** Start Records for the task **

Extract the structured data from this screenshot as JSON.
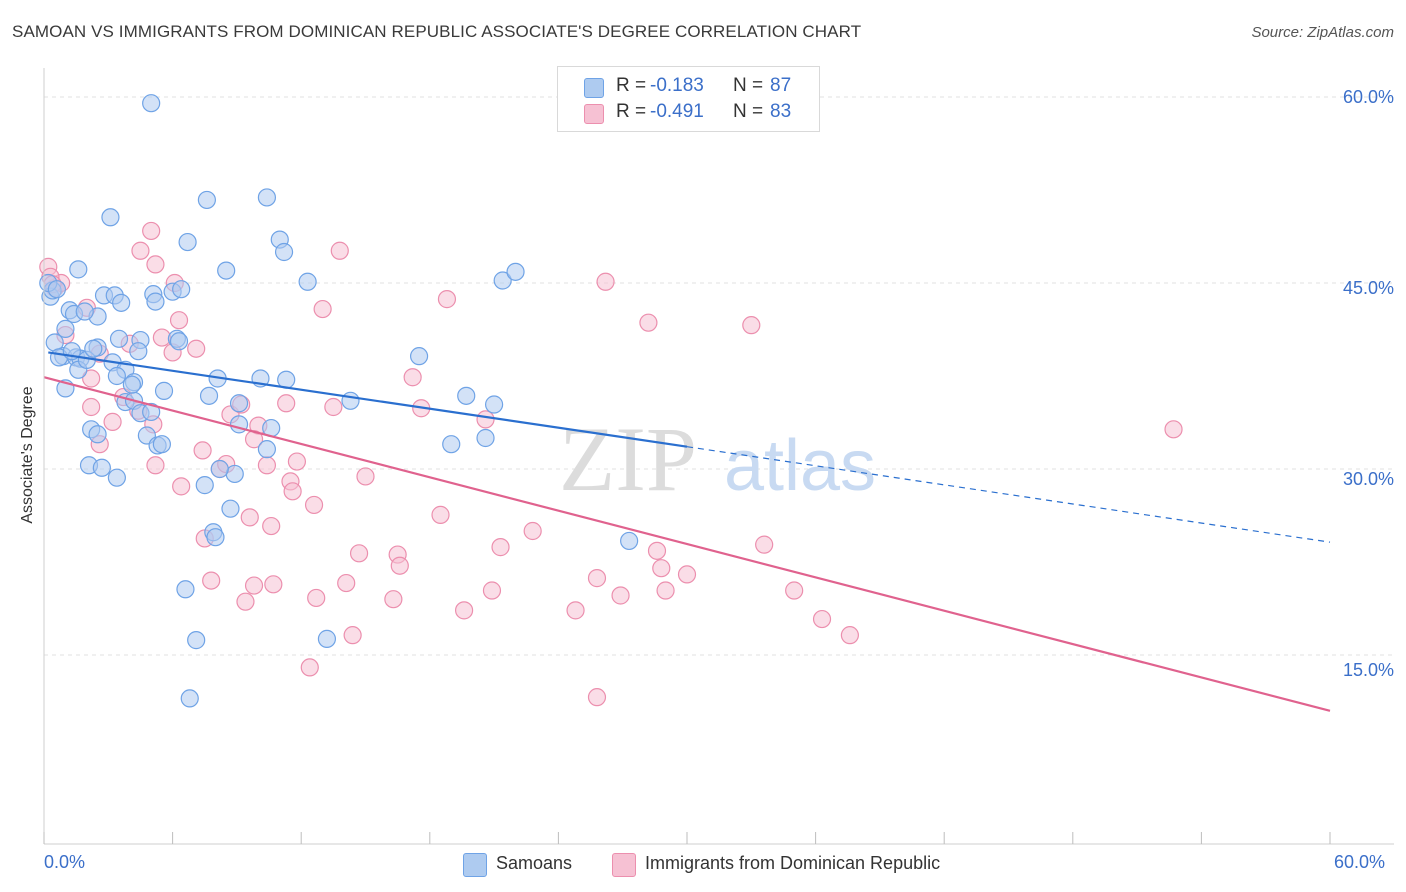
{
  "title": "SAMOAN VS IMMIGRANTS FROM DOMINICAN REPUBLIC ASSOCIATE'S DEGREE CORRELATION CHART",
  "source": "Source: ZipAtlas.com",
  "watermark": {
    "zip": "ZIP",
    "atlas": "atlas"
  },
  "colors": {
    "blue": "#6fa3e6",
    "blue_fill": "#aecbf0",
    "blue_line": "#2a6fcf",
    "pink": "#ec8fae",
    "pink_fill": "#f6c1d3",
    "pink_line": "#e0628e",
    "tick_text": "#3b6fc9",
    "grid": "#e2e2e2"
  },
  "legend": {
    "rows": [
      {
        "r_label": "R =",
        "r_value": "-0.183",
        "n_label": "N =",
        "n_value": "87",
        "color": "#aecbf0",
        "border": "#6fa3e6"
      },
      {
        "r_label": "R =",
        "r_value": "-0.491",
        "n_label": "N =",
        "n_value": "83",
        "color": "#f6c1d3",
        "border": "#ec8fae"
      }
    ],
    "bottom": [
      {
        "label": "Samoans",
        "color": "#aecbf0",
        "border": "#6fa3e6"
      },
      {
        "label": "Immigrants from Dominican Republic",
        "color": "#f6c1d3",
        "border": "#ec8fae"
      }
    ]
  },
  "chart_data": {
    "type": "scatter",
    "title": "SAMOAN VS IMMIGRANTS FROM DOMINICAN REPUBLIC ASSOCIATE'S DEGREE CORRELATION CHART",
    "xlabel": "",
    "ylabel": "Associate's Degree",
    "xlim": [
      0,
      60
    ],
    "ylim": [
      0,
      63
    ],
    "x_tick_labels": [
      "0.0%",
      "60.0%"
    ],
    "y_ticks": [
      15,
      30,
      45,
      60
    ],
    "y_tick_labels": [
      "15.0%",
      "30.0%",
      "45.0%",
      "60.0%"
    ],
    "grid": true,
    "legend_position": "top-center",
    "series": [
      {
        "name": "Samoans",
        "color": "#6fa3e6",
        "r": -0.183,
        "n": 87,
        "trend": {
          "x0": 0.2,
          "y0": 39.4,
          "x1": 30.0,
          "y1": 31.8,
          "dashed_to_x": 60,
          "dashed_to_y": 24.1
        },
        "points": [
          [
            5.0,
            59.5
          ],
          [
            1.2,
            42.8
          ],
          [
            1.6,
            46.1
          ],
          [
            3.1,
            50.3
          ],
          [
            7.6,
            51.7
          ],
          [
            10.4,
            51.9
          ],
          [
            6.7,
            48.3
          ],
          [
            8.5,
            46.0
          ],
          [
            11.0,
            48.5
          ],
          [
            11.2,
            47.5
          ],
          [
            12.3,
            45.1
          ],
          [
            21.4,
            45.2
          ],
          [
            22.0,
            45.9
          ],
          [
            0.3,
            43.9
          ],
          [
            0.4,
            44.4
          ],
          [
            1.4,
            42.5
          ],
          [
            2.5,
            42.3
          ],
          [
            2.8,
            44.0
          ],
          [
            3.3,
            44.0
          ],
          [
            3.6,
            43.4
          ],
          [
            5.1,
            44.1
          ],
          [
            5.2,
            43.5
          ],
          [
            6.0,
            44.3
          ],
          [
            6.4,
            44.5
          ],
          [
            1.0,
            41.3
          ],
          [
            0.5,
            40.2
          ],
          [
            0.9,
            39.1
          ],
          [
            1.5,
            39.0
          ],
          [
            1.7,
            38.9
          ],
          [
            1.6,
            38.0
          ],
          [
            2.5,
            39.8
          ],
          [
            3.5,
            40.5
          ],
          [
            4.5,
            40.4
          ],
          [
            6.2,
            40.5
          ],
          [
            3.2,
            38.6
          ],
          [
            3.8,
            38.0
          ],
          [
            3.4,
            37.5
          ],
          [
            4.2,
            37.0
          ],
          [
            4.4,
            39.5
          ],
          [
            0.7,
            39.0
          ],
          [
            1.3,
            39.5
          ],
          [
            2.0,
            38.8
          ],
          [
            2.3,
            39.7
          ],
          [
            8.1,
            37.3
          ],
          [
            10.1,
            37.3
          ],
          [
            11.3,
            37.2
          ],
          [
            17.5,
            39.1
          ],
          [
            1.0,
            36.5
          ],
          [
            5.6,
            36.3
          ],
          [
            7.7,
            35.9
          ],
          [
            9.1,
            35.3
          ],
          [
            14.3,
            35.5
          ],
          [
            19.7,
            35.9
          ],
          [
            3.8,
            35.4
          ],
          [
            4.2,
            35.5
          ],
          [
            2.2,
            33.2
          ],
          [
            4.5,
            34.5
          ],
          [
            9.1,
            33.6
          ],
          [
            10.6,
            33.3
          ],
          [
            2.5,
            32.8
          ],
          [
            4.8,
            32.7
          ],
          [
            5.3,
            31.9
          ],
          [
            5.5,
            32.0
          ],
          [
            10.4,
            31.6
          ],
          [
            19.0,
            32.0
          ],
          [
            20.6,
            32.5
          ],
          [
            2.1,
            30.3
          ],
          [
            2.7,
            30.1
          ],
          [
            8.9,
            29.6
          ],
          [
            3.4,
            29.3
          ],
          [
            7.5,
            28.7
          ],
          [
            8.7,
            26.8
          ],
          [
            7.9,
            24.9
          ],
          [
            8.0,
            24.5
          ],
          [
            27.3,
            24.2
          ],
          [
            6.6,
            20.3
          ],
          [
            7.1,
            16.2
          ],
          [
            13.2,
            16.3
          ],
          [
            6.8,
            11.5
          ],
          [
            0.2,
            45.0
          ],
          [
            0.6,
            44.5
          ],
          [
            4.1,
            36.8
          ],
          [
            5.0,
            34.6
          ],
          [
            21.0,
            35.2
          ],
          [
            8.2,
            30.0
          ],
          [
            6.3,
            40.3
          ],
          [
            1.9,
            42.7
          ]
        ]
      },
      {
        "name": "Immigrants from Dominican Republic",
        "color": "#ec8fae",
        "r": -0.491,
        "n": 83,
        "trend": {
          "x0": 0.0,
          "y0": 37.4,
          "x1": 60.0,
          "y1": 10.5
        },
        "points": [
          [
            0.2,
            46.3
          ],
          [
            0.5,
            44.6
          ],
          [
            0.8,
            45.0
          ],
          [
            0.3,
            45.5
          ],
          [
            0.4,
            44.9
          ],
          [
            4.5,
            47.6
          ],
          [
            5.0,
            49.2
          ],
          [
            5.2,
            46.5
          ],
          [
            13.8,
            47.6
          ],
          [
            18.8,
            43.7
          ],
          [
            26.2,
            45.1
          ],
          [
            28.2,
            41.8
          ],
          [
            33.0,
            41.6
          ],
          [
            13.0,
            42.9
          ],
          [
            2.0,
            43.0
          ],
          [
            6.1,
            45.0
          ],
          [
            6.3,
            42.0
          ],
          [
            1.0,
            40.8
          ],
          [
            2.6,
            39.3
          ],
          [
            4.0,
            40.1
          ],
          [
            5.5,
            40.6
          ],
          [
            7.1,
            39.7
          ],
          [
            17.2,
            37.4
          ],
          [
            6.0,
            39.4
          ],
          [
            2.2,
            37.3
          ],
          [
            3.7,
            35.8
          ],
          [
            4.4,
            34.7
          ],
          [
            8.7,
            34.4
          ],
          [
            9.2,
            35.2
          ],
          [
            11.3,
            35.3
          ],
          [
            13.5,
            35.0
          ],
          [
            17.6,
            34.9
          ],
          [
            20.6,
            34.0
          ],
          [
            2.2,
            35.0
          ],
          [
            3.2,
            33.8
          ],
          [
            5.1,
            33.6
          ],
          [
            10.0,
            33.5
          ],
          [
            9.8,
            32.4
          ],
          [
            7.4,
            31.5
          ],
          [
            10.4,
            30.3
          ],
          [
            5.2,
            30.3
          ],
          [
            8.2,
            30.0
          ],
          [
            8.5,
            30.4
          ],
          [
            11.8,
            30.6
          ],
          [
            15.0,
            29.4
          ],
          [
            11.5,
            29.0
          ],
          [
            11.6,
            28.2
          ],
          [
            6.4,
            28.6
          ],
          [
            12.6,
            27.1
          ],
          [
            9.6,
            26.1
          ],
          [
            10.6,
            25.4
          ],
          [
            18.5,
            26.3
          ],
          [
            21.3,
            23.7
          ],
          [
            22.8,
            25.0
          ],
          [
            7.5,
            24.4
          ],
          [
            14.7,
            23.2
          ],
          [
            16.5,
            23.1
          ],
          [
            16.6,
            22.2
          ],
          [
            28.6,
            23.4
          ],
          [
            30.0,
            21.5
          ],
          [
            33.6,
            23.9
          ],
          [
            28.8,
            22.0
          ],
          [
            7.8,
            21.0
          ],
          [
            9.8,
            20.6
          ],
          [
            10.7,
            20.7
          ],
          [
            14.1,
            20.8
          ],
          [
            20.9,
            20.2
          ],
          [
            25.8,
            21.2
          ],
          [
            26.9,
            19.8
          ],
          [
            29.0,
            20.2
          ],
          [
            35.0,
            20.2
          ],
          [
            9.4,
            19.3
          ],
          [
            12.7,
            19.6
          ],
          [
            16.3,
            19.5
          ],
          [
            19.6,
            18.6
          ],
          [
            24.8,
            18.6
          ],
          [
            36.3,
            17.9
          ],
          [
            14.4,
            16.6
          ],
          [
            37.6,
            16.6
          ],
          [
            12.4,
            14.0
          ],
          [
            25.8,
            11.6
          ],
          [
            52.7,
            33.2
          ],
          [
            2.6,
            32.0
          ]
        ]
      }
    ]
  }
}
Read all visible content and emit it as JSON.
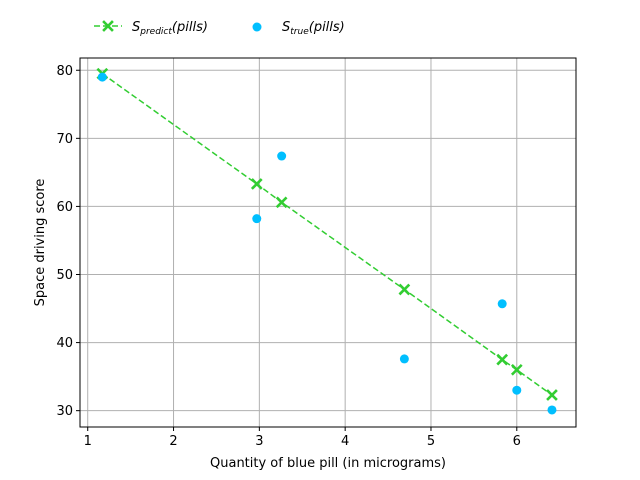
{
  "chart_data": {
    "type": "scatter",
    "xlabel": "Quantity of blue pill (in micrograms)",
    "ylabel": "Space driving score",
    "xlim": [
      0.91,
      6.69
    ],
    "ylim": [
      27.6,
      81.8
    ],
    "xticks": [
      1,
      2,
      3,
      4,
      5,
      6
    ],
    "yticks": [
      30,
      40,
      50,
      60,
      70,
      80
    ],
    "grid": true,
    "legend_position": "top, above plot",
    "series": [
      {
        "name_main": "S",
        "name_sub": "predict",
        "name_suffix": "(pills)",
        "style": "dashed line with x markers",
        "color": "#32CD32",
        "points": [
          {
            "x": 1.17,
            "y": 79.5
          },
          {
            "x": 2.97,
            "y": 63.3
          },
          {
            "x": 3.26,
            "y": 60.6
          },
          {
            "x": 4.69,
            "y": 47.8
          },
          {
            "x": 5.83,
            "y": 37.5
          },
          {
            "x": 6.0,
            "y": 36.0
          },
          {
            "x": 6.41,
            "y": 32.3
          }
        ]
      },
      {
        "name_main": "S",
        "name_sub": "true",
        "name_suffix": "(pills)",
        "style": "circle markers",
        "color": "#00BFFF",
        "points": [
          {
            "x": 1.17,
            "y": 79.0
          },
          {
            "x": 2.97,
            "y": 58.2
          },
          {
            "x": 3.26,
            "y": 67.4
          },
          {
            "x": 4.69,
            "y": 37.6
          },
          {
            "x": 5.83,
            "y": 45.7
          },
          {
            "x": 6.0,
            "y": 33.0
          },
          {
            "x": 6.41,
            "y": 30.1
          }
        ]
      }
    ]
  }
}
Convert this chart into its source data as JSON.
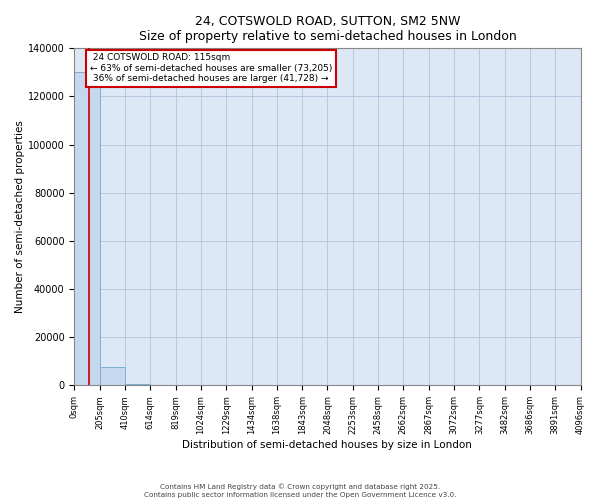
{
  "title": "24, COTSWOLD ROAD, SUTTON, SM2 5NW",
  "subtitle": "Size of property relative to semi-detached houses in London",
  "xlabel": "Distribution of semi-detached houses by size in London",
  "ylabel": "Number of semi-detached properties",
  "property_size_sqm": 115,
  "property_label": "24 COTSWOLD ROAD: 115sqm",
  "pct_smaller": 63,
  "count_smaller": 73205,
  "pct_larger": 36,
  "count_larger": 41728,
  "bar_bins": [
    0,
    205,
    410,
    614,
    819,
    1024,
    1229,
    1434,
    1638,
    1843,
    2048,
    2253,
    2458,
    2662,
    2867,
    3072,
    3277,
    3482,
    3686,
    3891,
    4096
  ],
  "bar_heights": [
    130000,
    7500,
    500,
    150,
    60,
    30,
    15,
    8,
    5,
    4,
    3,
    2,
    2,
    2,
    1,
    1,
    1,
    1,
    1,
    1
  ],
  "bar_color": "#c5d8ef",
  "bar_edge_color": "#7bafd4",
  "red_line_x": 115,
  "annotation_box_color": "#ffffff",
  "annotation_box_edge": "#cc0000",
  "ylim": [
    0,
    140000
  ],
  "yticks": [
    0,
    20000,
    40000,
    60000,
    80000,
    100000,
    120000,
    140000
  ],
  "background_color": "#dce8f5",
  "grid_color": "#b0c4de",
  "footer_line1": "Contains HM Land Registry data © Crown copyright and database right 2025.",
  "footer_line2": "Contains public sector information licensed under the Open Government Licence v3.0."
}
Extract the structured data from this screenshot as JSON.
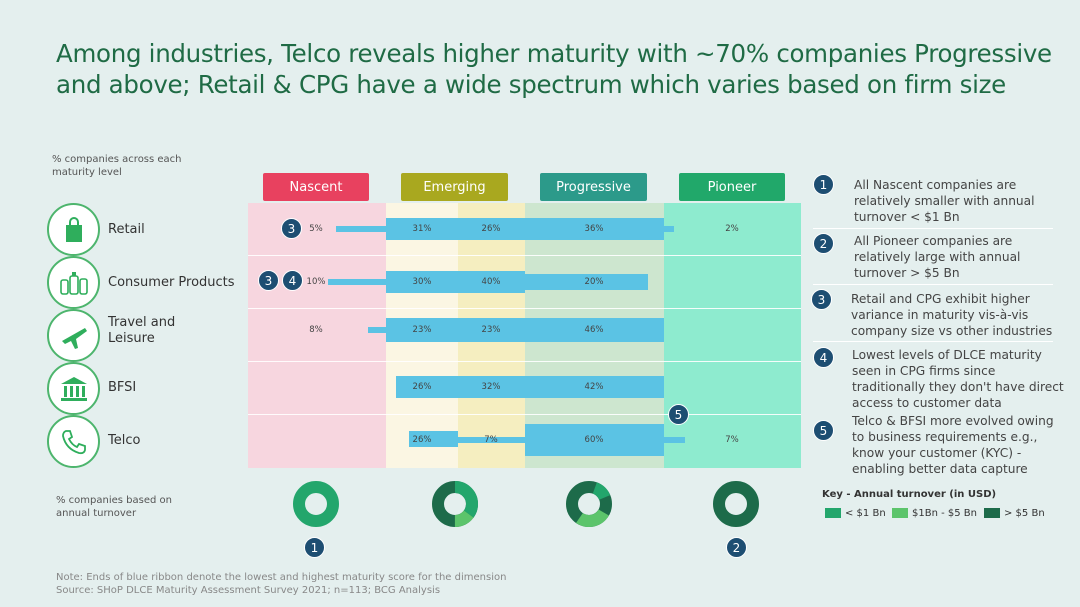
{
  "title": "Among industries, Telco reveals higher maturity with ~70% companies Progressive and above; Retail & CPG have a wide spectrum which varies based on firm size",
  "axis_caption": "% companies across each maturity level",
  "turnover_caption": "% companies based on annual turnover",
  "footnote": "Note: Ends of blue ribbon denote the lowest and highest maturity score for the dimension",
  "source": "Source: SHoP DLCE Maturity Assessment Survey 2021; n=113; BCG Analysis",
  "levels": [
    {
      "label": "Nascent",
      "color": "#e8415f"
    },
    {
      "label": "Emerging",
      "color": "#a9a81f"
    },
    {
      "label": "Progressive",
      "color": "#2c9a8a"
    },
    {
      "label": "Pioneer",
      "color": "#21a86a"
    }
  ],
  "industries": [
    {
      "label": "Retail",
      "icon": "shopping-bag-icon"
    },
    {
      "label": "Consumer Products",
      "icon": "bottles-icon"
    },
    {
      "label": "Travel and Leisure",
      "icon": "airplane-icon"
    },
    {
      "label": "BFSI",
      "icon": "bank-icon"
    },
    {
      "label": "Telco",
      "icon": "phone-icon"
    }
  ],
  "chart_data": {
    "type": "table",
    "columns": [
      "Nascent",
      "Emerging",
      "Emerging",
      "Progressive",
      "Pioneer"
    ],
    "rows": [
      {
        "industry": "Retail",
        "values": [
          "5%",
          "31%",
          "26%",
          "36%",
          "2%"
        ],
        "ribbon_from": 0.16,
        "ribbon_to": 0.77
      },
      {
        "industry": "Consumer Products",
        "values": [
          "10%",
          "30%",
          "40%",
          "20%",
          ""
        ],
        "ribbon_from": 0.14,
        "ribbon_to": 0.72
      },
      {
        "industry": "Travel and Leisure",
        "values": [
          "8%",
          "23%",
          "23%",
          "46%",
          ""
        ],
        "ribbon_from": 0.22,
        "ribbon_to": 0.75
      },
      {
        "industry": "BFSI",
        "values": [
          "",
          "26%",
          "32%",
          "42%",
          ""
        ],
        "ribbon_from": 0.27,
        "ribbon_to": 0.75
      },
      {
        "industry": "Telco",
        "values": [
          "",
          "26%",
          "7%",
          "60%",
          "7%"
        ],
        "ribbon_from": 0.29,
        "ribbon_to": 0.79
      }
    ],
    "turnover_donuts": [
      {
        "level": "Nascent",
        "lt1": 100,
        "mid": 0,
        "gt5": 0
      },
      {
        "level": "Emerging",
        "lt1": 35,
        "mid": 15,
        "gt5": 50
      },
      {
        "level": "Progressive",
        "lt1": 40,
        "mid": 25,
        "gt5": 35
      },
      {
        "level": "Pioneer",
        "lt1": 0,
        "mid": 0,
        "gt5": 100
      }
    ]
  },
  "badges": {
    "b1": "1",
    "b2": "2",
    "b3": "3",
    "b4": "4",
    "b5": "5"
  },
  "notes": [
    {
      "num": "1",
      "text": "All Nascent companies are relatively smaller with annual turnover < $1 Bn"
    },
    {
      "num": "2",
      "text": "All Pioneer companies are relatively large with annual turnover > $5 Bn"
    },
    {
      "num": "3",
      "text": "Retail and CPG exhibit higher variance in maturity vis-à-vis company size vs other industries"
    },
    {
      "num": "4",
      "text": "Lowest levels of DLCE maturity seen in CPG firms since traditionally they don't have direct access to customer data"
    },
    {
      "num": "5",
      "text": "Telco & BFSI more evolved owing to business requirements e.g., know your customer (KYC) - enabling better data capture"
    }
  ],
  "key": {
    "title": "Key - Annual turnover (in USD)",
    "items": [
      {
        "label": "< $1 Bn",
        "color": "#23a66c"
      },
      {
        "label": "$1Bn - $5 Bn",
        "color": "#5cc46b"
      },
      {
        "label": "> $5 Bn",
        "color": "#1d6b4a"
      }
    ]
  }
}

** End Records for the task **

#### Exercise prompt
Count the lines in which the string "Retail" appears, then report only that figure.

#### Expected answer
4